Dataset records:
***

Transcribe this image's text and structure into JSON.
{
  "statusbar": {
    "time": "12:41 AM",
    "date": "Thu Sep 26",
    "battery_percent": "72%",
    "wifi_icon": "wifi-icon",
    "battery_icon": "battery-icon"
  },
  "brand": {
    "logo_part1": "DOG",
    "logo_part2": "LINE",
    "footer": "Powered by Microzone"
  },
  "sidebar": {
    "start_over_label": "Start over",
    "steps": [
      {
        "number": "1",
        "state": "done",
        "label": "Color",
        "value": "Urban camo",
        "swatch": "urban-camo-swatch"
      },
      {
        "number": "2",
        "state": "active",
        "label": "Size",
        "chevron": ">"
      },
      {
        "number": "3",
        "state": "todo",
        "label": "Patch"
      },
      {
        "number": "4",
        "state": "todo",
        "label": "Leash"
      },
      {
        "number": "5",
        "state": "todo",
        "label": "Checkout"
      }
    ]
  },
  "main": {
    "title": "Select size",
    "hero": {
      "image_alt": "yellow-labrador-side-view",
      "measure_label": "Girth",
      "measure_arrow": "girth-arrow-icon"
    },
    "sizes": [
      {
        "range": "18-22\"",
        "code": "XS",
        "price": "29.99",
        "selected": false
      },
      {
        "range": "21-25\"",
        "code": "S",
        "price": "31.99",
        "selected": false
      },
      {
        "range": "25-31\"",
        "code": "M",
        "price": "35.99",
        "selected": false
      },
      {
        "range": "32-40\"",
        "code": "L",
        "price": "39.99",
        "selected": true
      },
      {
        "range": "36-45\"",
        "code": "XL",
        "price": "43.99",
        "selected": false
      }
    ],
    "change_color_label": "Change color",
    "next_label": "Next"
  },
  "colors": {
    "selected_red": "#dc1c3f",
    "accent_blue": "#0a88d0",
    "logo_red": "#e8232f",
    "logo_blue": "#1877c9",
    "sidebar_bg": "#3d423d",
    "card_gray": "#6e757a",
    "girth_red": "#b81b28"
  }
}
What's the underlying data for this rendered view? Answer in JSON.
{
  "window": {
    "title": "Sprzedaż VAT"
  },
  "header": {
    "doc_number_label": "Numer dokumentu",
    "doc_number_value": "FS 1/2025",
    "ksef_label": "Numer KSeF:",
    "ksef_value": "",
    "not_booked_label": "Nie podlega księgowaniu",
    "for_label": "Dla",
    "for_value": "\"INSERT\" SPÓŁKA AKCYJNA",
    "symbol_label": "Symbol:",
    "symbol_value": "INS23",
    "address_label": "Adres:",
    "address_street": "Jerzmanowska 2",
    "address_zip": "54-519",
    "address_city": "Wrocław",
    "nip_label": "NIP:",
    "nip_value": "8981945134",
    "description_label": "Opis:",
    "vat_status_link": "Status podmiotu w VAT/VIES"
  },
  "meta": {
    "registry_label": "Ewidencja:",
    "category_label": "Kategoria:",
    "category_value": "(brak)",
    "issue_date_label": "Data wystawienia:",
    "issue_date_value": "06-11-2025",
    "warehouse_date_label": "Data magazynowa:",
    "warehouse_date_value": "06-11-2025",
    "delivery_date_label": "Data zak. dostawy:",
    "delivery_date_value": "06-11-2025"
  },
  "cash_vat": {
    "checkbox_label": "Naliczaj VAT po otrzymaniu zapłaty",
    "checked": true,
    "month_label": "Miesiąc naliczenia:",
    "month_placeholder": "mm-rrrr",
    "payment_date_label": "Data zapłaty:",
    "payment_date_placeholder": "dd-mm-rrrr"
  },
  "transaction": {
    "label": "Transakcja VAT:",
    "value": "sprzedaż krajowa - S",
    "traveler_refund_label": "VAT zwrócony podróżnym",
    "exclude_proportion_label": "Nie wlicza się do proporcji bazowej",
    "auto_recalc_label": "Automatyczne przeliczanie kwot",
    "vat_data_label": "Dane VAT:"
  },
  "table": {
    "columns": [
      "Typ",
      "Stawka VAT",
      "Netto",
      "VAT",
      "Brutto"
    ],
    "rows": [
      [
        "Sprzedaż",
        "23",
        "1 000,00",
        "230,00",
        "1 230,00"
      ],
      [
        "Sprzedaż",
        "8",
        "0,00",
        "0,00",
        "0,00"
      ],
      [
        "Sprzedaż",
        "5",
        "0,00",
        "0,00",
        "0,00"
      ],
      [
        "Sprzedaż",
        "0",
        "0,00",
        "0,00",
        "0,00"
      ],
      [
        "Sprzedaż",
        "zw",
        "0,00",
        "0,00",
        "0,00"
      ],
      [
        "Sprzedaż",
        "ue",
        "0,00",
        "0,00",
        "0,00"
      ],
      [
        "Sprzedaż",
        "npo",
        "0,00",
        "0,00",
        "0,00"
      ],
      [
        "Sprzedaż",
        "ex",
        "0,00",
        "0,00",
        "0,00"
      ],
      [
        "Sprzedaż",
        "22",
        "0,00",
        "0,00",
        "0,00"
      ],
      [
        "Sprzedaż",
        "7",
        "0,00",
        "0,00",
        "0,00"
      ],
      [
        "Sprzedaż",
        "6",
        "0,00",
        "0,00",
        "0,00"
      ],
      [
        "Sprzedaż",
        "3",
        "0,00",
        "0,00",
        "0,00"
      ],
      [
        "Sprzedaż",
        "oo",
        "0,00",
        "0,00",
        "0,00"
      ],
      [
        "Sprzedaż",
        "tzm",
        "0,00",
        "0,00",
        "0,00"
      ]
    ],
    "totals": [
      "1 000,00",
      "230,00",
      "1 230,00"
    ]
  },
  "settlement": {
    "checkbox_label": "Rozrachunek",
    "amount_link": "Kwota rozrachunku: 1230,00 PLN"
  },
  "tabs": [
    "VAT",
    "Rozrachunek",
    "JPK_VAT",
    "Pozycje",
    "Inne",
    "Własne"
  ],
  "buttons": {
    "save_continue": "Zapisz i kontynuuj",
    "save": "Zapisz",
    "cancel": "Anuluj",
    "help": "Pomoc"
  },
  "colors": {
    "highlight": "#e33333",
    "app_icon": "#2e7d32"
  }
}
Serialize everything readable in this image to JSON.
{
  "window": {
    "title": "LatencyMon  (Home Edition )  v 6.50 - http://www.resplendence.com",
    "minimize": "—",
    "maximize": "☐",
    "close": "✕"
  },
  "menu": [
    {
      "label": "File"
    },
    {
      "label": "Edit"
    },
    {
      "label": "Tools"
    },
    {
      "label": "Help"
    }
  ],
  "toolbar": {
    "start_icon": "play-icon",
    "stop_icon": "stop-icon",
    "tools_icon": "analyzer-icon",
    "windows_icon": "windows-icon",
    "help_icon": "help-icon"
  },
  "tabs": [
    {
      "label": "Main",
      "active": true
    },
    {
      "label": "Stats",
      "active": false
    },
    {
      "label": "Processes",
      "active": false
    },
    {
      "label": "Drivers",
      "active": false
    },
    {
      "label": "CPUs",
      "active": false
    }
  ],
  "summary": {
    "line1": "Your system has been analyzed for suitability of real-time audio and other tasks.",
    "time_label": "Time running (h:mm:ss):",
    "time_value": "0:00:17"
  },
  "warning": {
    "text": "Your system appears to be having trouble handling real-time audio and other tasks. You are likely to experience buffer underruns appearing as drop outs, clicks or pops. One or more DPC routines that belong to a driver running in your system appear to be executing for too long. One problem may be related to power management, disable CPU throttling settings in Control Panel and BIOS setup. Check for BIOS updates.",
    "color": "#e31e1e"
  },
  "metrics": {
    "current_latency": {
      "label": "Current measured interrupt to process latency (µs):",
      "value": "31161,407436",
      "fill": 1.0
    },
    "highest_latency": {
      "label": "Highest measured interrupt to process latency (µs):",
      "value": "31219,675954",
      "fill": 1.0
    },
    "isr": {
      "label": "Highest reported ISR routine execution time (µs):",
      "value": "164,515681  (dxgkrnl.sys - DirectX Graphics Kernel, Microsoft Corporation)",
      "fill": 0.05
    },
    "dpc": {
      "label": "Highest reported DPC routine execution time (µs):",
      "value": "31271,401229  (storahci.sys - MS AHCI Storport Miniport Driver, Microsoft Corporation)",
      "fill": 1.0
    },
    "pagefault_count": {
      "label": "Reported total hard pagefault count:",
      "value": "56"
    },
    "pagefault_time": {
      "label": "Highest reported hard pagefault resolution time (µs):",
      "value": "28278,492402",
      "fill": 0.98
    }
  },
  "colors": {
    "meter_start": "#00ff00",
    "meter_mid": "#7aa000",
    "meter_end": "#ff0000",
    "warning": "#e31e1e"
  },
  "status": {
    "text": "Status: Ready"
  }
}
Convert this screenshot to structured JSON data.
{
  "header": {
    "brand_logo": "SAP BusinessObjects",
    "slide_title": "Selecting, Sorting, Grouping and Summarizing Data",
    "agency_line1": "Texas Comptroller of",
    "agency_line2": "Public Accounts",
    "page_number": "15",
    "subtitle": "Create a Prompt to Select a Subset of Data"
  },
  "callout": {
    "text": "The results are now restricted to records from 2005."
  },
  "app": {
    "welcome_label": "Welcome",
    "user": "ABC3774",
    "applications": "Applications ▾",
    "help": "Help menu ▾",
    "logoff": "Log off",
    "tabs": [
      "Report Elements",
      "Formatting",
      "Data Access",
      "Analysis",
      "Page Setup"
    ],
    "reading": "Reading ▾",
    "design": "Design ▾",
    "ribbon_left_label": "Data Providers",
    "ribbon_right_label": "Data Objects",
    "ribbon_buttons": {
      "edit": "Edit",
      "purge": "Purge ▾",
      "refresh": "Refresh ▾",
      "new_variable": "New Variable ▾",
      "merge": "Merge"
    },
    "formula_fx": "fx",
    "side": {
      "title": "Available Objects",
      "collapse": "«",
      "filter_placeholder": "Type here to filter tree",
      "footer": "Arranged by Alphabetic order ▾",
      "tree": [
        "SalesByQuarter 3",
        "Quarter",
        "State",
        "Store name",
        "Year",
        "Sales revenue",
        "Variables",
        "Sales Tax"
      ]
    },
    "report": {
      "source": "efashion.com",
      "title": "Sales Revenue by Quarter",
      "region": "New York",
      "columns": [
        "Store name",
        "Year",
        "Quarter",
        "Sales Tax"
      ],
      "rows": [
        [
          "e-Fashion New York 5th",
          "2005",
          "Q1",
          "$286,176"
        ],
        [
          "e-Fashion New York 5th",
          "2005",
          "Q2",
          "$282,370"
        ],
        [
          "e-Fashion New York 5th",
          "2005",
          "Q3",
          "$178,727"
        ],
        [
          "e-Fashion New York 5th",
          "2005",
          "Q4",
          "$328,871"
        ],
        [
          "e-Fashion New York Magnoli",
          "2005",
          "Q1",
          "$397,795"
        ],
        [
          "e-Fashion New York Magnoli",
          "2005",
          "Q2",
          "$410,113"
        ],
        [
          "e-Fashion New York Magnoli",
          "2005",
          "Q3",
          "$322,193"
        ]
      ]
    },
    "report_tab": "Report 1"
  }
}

***

PROMPT:
Return every line holding the word "camo" from the records.

RESULT OF THE TASK:
        "value": "Urban camo",
        "swatch": "urban-camo-swatch"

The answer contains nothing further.